_Goal_. Note each line where "Geothermal" appears, and copy it.

_Source records_.
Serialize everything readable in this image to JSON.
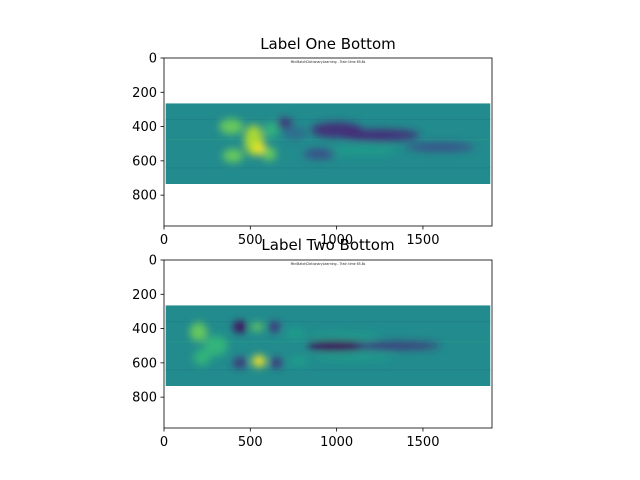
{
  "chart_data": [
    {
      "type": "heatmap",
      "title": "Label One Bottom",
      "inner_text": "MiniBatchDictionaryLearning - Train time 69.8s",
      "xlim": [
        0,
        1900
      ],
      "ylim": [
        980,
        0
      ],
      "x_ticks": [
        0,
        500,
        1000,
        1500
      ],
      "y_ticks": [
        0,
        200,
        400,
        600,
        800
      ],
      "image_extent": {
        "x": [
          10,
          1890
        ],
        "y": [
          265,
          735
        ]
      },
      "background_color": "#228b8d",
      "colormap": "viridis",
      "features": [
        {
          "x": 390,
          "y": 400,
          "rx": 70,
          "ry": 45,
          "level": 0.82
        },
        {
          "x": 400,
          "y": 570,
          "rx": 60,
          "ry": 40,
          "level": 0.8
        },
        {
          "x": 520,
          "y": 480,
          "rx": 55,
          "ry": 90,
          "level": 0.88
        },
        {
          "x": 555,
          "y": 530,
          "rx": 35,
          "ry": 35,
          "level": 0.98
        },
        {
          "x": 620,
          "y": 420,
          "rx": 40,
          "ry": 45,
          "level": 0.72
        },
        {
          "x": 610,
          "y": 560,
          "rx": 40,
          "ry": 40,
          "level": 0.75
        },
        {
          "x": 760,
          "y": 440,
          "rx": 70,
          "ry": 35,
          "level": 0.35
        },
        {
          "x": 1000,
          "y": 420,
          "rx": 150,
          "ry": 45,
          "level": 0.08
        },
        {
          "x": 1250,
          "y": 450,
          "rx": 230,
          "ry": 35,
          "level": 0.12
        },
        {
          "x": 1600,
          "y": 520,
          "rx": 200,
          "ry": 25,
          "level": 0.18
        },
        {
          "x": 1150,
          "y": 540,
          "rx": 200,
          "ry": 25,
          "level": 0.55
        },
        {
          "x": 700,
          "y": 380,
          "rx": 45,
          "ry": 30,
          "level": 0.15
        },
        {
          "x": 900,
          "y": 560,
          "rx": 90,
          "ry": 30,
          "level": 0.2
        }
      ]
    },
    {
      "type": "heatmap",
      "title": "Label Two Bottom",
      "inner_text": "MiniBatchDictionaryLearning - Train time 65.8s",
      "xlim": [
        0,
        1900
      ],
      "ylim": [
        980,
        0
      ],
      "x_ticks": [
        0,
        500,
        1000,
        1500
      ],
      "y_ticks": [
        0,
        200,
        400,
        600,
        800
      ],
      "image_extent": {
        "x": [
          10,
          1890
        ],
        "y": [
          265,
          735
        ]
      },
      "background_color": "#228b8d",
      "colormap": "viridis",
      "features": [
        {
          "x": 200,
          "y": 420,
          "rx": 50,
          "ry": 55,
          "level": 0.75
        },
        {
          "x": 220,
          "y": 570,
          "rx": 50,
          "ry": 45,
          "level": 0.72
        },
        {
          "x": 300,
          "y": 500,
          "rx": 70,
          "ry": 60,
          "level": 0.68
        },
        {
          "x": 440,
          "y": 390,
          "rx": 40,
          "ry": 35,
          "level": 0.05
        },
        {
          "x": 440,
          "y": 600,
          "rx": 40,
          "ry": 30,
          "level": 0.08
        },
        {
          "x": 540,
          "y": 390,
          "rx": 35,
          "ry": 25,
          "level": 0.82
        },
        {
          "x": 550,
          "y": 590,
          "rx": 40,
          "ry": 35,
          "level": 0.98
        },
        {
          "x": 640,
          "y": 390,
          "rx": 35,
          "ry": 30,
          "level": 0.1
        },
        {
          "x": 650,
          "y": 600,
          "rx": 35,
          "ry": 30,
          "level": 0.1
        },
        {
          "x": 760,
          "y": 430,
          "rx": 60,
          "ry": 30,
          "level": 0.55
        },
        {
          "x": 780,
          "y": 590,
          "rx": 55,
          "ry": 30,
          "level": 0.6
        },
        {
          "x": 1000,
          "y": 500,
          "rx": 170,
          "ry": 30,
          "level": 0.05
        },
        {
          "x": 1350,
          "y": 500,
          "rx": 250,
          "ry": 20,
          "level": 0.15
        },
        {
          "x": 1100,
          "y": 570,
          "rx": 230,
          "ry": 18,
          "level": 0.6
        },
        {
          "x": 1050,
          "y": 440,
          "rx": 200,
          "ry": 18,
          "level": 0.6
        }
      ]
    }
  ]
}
==
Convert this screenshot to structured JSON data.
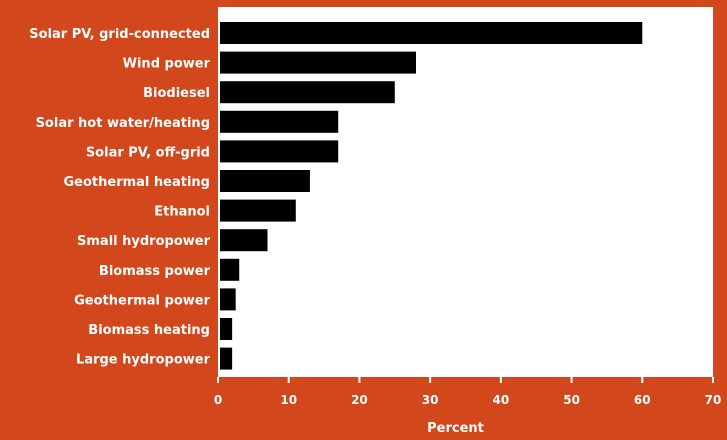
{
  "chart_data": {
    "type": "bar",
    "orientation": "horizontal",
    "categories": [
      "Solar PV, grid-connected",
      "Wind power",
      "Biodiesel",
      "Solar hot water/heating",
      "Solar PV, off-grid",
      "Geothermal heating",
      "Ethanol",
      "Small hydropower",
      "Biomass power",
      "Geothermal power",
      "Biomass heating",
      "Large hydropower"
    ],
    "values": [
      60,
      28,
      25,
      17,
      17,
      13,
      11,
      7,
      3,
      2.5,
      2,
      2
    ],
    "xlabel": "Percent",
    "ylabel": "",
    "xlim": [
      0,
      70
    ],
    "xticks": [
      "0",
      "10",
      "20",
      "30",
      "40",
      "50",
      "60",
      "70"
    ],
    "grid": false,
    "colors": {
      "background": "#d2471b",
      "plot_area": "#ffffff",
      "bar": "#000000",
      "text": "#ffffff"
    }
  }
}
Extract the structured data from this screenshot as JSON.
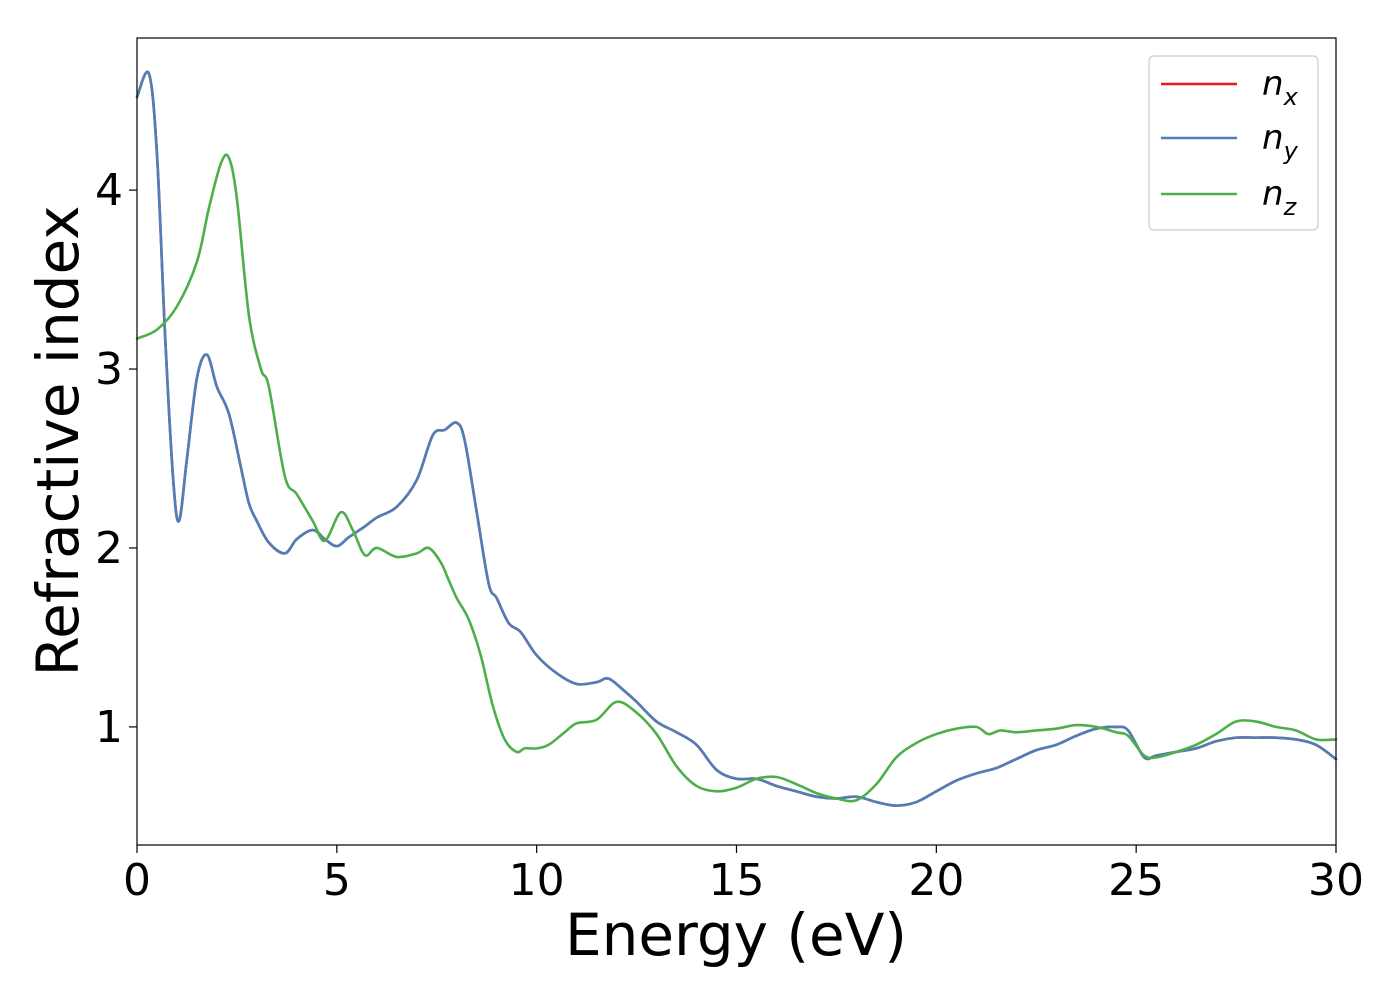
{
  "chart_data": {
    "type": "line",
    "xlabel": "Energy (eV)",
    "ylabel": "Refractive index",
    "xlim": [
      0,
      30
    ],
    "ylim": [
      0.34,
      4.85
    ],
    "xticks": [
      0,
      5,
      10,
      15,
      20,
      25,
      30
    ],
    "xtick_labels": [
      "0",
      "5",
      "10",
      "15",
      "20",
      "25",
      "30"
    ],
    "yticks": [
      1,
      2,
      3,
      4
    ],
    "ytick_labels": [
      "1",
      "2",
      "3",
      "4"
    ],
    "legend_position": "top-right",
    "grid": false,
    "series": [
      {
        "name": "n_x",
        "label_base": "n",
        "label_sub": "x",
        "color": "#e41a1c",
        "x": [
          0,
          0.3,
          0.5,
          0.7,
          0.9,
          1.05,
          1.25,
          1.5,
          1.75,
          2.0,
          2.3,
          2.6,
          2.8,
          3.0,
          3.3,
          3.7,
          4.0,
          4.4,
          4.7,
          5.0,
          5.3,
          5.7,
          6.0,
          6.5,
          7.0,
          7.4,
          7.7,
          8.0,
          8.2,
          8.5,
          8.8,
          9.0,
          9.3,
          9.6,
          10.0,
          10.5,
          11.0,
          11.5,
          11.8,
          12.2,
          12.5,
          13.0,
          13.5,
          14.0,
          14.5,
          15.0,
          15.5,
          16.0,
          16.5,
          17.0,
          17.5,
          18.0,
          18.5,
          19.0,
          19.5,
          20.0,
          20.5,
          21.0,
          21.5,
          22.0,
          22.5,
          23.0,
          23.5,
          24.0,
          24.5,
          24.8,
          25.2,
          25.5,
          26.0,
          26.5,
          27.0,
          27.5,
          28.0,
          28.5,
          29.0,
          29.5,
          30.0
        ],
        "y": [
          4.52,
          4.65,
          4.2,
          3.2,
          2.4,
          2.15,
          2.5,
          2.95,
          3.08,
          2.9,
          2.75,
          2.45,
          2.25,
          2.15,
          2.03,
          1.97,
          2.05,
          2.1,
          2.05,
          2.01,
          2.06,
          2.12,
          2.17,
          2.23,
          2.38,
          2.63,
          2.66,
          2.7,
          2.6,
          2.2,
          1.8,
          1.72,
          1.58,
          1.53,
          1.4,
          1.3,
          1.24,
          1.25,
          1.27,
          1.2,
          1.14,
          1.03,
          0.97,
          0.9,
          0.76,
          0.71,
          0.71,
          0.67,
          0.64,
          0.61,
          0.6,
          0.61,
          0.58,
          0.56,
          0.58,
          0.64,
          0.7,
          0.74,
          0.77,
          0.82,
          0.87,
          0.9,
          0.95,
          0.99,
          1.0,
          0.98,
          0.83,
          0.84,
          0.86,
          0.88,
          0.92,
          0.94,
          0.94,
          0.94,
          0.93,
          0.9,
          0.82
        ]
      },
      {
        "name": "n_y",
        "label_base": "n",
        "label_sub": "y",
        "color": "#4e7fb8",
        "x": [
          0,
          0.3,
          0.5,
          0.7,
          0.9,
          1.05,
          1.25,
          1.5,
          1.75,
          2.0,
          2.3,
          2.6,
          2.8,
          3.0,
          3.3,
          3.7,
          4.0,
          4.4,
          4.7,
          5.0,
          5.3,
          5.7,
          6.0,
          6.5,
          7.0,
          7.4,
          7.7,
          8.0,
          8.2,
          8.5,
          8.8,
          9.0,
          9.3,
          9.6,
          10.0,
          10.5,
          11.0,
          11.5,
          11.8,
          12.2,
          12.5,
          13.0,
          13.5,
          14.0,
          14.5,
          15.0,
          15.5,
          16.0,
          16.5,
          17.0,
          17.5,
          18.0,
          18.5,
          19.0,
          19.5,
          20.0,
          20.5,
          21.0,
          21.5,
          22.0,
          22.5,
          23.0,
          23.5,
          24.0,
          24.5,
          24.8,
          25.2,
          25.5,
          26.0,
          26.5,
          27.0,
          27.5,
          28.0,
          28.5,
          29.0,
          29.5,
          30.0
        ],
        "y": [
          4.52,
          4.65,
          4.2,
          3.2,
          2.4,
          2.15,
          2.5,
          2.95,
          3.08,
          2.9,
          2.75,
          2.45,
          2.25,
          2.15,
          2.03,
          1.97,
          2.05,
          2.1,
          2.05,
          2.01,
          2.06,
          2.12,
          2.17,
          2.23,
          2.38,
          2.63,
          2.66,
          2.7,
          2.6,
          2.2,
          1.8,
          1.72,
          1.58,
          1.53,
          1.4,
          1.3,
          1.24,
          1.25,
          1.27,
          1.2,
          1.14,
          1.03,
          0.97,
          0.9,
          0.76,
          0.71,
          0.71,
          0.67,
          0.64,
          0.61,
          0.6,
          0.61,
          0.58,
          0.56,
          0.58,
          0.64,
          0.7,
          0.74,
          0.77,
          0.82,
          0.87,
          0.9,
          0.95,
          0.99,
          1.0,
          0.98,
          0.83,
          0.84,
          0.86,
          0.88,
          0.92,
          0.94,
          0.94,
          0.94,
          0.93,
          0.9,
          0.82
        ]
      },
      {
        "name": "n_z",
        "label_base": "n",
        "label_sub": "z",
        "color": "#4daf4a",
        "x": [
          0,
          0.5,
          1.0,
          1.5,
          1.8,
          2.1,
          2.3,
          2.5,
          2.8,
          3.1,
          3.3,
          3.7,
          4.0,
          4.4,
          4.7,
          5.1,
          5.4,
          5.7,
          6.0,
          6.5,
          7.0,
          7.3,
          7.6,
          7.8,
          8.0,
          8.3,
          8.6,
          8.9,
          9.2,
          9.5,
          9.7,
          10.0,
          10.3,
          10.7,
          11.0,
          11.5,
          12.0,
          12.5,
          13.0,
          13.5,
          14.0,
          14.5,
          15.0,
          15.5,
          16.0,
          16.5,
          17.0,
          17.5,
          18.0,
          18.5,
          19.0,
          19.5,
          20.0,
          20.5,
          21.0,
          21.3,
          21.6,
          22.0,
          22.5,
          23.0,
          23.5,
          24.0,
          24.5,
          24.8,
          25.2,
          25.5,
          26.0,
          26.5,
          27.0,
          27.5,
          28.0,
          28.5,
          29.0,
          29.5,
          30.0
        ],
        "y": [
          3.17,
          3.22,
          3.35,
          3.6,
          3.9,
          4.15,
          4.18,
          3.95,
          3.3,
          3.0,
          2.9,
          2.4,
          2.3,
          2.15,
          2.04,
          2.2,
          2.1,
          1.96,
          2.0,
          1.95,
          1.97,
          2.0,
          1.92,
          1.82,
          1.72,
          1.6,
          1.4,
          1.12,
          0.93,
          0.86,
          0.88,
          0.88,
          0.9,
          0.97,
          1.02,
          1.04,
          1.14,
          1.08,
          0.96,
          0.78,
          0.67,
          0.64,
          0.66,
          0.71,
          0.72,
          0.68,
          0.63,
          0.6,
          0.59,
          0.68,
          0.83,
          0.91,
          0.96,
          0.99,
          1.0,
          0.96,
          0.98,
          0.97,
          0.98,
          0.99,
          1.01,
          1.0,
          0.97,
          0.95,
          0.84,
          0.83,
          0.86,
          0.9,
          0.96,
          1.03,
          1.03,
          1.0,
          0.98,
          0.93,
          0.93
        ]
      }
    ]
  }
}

_Task output_.
      "Geothermal heating",
      "Geothermal power",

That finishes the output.